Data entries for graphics
►

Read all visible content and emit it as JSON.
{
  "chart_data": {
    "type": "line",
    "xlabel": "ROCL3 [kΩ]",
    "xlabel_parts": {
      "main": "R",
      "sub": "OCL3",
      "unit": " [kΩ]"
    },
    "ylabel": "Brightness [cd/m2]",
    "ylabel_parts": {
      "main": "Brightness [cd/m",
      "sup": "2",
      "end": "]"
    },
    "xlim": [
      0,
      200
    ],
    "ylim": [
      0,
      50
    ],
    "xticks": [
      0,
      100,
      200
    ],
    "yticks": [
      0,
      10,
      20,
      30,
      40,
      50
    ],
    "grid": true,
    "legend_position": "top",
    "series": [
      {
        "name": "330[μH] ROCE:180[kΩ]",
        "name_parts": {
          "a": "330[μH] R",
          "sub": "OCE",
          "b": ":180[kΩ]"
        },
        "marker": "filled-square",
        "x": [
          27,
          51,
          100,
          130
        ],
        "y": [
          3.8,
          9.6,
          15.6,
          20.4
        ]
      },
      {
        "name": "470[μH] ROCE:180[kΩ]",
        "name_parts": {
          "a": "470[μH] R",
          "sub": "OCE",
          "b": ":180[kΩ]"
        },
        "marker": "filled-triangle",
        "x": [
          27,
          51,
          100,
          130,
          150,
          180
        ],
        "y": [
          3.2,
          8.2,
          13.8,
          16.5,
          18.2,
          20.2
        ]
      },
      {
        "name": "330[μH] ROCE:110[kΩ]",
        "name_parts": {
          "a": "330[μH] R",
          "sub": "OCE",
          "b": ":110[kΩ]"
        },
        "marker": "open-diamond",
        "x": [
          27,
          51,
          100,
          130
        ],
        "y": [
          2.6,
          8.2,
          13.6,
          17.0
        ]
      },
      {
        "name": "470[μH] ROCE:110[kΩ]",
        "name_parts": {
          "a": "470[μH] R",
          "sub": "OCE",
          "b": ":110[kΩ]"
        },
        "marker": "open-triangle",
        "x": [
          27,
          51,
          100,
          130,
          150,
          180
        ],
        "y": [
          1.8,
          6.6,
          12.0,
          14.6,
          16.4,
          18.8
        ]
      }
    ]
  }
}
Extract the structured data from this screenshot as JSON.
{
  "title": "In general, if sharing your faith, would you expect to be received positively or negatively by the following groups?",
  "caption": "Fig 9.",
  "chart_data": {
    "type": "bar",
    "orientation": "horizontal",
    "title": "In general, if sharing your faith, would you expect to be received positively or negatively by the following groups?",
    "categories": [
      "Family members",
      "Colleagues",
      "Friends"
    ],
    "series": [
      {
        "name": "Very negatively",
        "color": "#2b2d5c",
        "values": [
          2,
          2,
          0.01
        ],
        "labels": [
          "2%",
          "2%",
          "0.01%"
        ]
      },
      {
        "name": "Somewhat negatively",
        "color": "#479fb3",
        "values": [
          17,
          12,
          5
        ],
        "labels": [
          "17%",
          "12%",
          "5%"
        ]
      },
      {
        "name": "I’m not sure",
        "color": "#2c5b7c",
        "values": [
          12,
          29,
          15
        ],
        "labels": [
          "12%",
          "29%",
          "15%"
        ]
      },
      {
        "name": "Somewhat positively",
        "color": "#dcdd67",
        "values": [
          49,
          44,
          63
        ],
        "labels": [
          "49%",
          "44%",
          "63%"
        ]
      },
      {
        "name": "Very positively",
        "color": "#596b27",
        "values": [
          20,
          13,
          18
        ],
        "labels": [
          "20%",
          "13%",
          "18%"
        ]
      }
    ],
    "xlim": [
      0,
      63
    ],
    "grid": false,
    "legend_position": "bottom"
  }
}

◄

▸ **What you have to do**
Search the data for the word "received" and copy each line where it appears.

▸ **The output**
  "title": "In general, if sharing your faith, would you expect to be received positively or negatively by the following groups?",
    "title": "In general, if sharing your faith, would you expect to be received positively or negatively by the following groups?",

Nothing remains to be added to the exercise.